> **MATERIAL PROVIDED**:
• • •
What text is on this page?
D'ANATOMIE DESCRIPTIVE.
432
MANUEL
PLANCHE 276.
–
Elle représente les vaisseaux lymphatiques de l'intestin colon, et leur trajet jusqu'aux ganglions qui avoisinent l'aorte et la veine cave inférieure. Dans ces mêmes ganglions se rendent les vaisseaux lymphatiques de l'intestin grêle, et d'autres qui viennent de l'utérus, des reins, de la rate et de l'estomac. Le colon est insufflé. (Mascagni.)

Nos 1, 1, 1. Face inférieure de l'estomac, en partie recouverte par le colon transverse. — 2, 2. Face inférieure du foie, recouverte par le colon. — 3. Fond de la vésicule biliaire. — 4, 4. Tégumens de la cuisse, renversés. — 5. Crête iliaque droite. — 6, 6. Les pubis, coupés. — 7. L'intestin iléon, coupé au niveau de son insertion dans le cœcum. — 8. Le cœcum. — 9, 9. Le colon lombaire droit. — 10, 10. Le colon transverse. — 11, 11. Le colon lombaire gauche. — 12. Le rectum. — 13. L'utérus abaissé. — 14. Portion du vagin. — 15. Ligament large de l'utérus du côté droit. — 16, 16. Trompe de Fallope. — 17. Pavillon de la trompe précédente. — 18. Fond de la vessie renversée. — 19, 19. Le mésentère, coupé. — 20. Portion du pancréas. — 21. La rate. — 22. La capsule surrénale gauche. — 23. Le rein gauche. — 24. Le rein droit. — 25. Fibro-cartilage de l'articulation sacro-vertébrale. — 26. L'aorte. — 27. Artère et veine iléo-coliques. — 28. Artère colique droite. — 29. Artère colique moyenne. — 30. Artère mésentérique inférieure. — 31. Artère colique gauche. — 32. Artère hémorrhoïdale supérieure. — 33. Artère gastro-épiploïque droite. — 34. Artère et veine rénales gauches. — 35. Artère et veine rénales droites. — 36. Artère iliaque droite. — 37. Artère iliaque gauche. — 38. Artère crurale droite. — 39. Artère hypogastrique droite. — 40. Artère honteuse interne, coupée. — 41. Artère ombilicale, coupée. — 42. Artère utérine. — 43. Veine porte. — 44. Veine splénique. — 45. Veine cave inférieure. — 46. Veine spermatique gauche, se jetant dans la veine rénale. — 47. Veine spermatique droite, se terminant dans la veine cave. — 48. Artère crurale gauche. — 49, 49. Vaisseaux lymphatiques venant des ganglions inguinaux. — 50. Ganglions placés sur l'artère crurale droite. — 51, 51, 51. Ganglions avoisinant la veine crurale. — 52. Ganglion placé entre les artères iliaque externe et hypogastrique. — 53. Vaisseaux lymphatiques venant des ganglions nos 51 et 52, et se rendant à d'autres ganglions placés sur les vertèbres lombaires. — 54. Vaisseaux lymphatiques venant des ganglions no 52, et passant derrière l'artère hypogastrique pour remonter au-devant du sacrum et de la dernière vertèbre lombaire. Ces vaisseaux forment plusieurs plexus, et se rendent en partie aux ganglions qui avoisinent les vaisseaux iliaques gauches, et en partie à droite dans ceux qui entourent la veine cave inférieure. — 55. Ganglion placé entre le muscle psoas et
• • •
> **EXERCISE REQUIREMENTS**: Write out the full listing, keeping every line exactly as it is.

> **REPLY TO THE TASK**:
What text is on this page?
D'ANATOMIE DESCRIPTIVE.
432
MANUEL
PLANCHE 276.
–
Elle représente les vaisseaux lymphatiques de l'intestin colon, et leur trajet jusqu'aux ganglions qui avoisinent l'aorte et la veine cave inférieure. Dans ces mêmes ganglions se rendent les vaisseaux lymphatiques de l'intestin grêle, et d'autres qui viennent de l'utérus, des reins, de la rate et de l'estomac. Le colon est insufflé. (Mascagni.)

Nos 1, 1, 1. Face inférieure de l'estomac, en partie recouverte par le colon transverse. — 2, 2. Face inférieure du foie, recouverte par le colon. — 3. Fond de la vésicule biliaire. — 4, 4. Tégumens de la cuisse, renversés. — 5. Crête iliaque droite. — 6, 6. Les pubis, coupés. — 7. L'intestin iléon, coupé au niveau de son insertion dans le cœcum. — 8. Le cœcum. — 9, 9. Le colon lombaire droit. — 10, 10. Le colon transverse. — 11, 11. Le colon lombaire gauche. — 12. Le rectum. — 13. L'utérus abaissé. — 14. Portion du vagin. — 15. Ligament large de l'utérus du côté droit. — 16, 16. Trompe de Fallope. — 17. Pavillon de la trompe précédente. — 18. Fond de la vessie renversée. — 19, 19. Le mésentère, coupé. — 20. Portion du pancréas. — 21. La rate. — 22. La capsule surrénale gauche. — 23. Le rein gauche. — 24. Le rein droit. — 25. Fibro-cartilage de l'articulation sacro-vertébrale. — 26. L'aorte. — 27. Artère et veine iléo-coliques. — 28. Artère colique droite. — 29. Artère colique moyenne. — 30. Artère mésentérique inférieure. — 31. Artère colique gauche. — 32. Artère hémorrhoïdale supérieure. — 33. Artère gastro-épiploïque droite. — 34. Artère et veine rénales gauches. — 35. Artère et veine rénales droites. — 36. Artère iliaque droite. — 37. Artère iliaque gauche. — 38. Artère crurale droite. — 39. Artère hypogastrique droite. — 40. Artère honteuse interne, coupée. — 41. Artère ombilicale, coupée. — 42. Artère utérine. — 43. Veine porte. — 44. Veine splénique. — 45. Veine cave inférieure. — 46. Veine spermatique gauche, se jetant dans la veine rénale. — 47. Veine spermatique droite, se terminant dans la veine cave. — 48. Artère crurale gauche. — 49, 49. Vaisseaux lymphatiques venant des ganglions inguinaux. — 50. Ganglions placés sur l'artère crurale droite. — 51, 51, 51. Ganglions avoisinant la veine crurale. — 52. Ganglion placé entre les artères iliaque externe et hypogastrique. — 53. Vaisseaux lymphatiques venant des ganglions nos 51 et 52, et se rendant à d'autres ganglions placés sur les vertèbres lombaires. — 54. Vaisseaux lymphatiques venant des ganglions no 52, et passant derrière l'artère hypogastrique pour remonter au-devant du sacrum et de la dernière vertèbre lombaire. Ces vaisseaux forment plusieurs plexus, et se rendent en partie aux ganglions qui avoisinent les vaisseaux iliaques gauches, et en partie à droite dans ceux qui entourent la veine cave inférieure. — 55. Ganglion placé entre le muscle psoas et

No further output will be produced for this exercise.